Given text.
Replenish the soil

On this page..

  1. We really can feed the world
  2. No-till croplands grow fungi and trap carbon in the soil
  3. No-till is practised on a third of US croplands! NOT A FRINGE THEORY!
  4. No-till can use biochar as the ultimate soil repair kit
  5. Rotate cows to create a ‘carbon pump’ into the soil and bring pastures back to life
  6. Grass-fed beef can replace grain fed beef and give America more meat than it currently has!
  7. Pastures can store all our CO2 emissions!
  8. Rotate cows and crops!
  9. Take the pressure off soil with food from other sources

1. We really can feed the world

I am more convinced than ever that we can feed the world. Yes, we need to ‘replenish the soil’, bringing dead industrial soil back to life.  Under Threats we saw that yesterday’s deep tilling industrial agriculture kills the soil, and that the world is losing 100,000km2 of arable land a year!  How do we rescue our soils that are currently drying up and blowing away? The good news is with a little tinkering of the current croplands and livestock grazing systems, we can not only stop arable land blowing away, we can restore it — and save the world from climate change in one restorative move! Lastly, because this is my ‘feed the world’ summary page, we will look at non-soil food alternatives near the end of this list — both current and future.

2. No-till croplands grow fungi and trap carbon in the soil

Headings about crops are gold in honour of corn and wheat, the ultimate goal in no-till farming. This video explains how intensive no-till farming that traps roots and carbon in the soil can bring the soil back to life, raise incredible crops, and earn more money than traditional agriculture per acre.

Some records:
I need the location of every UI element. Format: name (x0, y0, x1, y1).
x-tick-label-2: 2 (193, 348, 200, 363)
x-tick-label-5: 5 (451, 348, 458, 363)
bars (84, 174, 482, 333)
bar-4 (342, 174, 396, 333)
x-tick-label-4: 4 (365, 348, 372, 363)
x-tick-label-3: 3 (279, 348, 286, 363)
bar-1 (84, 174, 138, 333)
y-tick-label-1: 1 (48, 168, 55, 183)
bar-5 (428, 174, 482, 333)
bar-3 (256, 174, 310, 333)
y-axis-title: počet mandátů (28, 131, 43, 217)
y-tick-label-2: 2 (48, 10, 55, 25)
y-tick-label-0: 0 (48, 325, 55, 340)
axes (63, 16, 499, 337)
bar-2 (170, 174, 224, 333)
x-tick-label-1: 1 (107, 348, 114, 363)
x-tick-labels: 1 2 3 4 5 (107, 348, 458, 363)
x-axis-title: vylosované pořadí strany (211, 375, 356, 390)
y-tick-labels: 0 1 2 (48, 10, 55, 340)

Task requirements.
1. Answer these questions about the soil page:
(a) How much arable land is the world losing each year?
(b) On what share of US croplands is no-till practiced?
(c) Why are the headings about crops gold?
2. Recast the paragraph of the soil page that begins "I am more convinced than ever" as a short list of its main points.
3. Reproduce the part of the soil page that opens with the words containing "4. No-till can" and closes with "cows and crops!", switching "biochar" to "compost".

Answers given.
1.
(a) 100,000 km2 a year.
(b) A third of US croplands.
(c) They are gold in honour of corn and wheat, the ultimate goal in no-till farming.

2.
- We can feed the world, but dead industrial soil must be brought back to life.
- Deep-tilling industrial agriculture kills the soil, and the world is losing 100,000 km2 of arable land a year.
- Small changes to current cropland and grazing systems can stop the loss, restore the land and help counter climate change.
- Non-soil food alternatives, current and future, are covered near the end of the list.

3.
4. No-till can use compost as the ultimate soil repair kit
  5. Rotate cows to create a ‘carbon pump’ into the soil and bring pastures back to life
  6. Grass-fed beef can replace grain fed beef and give America more meat than it currently has!
  7. Pastures can store all our CO2 emissions!
  8. Rotate cows and crops!